[START OF Information provided]
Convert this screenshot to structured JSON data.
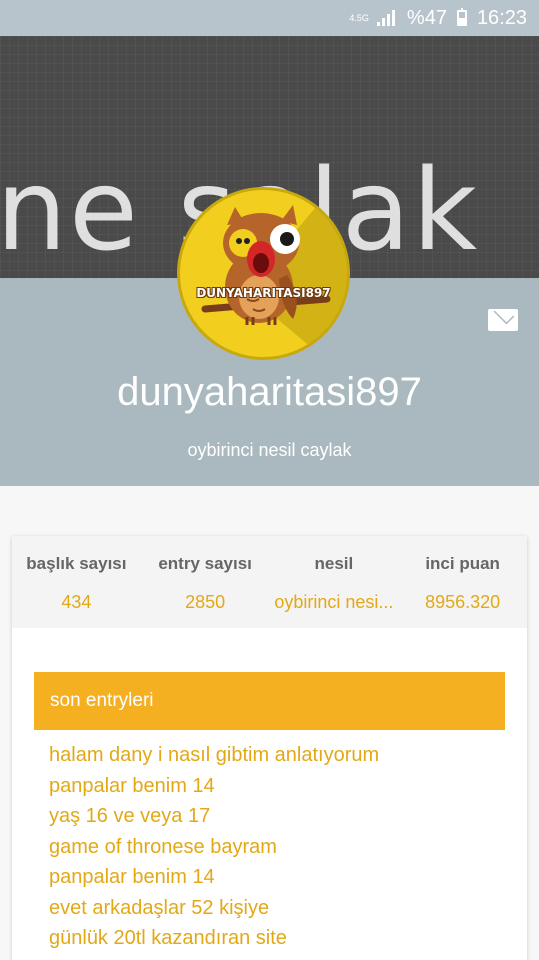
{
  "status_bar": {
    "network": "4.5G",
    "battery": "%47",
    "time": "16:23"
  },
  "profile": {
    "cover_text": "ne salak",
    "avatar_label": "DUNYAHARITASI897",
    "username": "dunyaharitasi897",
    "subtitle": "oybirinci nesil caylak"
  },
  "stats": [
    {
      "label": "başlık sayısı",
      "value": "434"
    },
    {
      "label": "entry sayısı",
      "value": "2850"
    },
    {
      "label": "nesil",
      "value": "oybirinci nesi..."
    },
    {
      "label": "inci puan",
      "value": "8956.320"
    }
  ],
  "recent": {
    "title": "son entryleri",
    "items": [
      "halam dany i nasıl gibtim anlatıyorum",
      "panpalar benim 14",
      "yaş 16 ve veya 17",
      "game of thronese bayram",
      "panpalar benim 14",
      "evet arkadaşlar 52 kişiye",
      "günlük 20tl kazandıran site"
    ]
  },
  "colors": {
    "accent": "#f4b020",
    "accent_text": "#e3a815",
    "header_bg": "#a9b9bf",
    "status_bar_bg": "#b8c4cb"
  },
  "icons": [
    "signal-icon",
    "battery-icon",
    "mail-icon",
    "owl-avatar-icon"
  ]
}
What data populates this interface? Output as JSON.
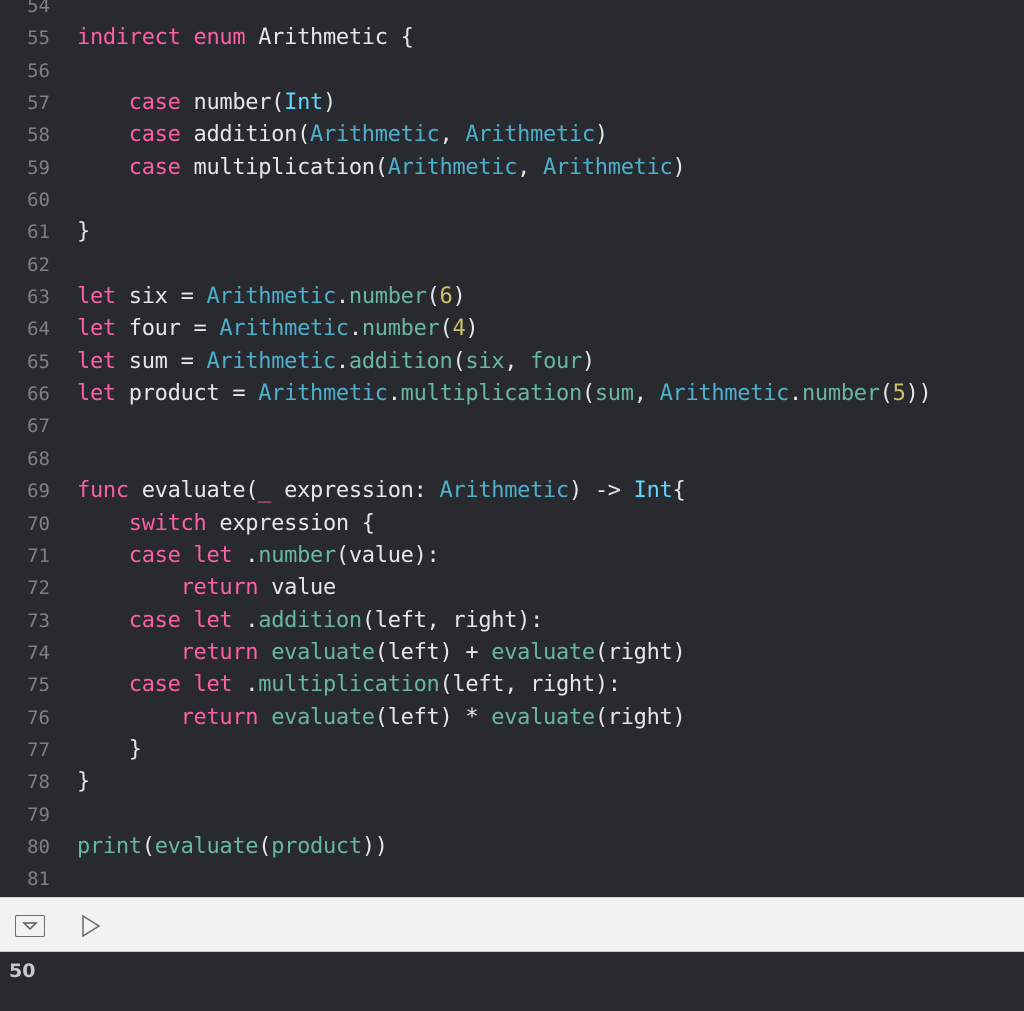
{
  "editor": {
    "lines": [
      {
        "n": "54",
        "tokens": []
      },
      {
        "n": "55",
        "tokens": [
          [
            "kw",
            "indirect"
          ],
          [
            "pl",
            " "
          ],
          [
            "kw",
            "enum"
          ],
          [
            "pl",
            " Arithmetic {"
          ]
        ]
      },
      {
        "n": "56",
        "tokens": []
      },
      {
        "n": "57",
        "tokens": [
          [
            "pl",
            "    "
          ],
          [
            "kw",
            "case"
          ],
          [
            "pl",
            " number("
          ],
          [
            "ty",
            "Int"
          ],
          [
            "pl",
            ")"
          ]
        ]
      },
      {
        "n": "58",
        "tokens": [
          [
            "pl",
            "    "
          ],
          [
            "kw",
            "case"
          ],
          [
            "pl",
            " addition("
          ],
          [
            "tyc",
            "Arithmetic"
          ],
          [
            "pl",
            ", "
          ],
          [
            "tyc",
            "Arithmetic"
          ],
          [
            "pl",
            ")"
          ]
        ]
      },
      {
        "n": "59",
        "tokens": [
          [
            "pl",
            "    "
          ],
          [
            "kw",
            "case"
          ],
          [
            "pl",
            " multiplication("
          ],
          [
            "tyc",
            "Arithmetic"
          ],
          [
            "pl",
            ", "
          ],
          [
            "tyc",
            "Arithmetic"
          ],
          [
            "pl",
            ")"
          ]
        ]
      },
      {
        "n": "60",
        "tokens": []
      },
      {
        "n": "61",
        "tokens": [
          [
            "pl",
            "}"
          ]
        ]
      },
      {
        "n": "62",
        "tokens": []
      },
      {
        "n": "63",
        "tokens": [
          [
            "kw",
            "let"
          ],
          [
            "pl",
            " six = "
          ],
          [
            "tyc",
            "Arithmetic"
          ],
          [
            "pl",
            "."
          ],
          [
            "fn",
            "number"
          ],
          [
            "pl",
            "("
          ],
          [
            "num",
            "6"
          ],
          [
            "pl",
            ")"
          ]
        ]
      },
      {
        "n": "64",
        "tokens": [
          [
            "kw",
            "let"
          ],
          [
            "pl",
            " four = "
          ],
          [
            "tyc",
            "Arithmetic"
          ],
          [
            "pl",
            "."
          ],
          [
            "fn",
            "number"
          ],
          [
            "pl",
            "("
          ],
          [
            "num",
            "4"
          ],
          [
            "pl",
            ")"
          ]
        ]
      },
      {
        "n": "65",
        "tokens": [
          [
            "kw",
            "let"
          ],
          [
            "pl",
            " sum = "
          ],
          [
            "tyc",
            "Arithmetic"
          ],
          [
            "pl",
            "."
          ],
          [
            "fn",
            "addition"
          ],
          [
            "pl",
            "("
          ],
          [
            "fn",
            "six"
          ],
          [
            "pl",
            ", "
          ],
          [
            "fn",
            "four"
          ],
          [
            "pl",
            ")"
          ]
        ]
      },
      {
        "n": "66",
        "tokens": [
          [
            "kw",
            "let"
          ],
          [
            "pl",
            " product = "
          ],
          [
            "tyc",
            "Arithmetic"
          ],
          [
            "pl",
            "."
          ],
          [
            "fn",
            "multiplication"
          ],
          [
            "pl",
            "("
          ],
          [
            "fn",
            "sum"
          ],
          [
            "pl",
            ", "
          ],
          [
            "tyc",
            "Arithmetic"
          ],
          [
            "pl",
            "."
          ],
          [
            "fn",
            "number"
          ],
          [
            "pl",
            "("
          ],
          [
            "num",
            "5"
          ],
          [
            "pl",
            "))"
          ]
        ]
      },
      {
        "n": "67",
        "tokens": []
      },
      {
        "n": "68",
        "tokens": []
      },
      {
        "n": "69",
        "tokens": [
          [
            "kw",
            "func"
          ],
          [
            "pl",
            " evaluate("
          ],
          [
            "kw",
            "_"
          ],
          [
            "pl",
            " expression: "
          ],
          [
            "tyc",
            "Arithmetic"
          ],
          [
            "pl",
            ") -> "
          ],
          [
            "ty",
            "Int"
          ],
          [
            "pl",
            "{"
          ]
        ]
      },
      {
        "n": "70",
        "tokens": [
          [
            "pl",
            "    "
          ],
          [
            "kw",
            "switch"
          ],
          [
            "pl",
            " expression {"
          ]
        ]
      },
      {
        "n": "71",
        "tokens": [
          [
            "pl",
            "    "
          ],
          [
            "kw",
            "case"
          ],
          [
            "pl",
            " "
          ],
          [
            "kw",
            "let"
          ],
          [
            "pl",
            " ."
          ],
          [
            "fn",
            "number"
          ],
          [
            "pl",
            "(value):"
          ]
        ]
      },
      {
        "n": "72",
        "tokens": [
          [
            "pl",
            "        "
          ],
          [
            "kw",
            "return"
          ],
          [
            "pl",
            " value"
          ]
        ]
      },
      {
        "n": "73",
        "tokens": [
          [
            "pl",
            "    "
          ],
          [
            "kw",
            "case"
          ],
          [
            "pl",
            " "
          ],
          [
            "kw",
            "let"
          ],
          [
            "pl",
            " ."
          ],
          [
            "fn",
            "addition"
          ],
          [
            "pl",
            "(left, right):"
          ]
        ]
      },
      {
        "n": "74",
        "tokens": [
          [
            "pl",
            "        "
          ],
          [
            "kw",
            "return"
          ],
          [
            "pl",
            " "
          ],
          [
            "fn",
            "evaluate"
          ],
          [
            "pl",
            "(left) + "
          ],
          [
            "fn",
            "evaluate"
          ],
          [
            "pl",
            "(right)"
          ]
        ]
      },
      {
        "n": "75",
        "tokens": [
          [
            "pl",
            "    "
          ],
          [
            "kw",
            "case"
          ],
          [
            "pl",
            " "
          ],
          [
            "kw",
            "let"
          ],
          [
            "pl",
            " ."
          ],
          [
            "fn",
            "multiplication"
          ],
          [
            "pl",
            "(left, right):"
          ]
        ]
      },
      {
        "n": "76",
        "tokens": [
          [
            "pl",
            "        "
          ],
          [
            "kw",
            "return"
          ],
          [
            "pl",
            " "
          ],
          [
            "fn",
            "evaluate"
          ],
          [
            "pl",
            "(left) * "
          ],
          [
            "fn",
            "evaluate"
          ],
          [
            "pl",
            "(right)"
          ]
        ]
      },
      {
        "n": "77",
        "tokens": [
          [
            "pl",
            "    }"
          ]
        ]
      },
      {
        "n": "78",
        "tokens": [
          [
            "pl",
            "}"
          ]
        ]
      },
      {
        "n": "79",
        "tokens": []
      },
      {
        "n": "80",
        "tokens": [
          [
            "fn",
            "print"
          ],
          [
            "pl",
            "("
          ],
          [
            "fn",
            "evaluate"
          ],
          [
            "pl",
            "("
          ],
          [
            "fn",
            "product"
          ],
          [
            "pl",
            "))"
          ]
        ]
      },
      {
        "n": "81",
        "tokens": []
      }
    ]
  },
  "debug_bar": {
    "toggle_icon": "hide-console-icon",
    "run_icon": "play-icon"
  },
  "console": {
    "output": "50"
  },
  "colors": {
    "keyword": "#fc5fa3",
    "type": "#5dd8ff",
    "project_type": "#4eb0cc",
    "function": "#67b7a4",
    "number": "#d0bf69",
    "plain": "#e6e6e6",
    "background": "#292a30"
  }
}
[END OF Information provided]
→ What is being asked: Copy every line in the listing above where the string "oybirinci" turns up.

→ Written reply:
    "subtitle": "oybirinci nesil caylak"
      "value": "oybirinci nesi..."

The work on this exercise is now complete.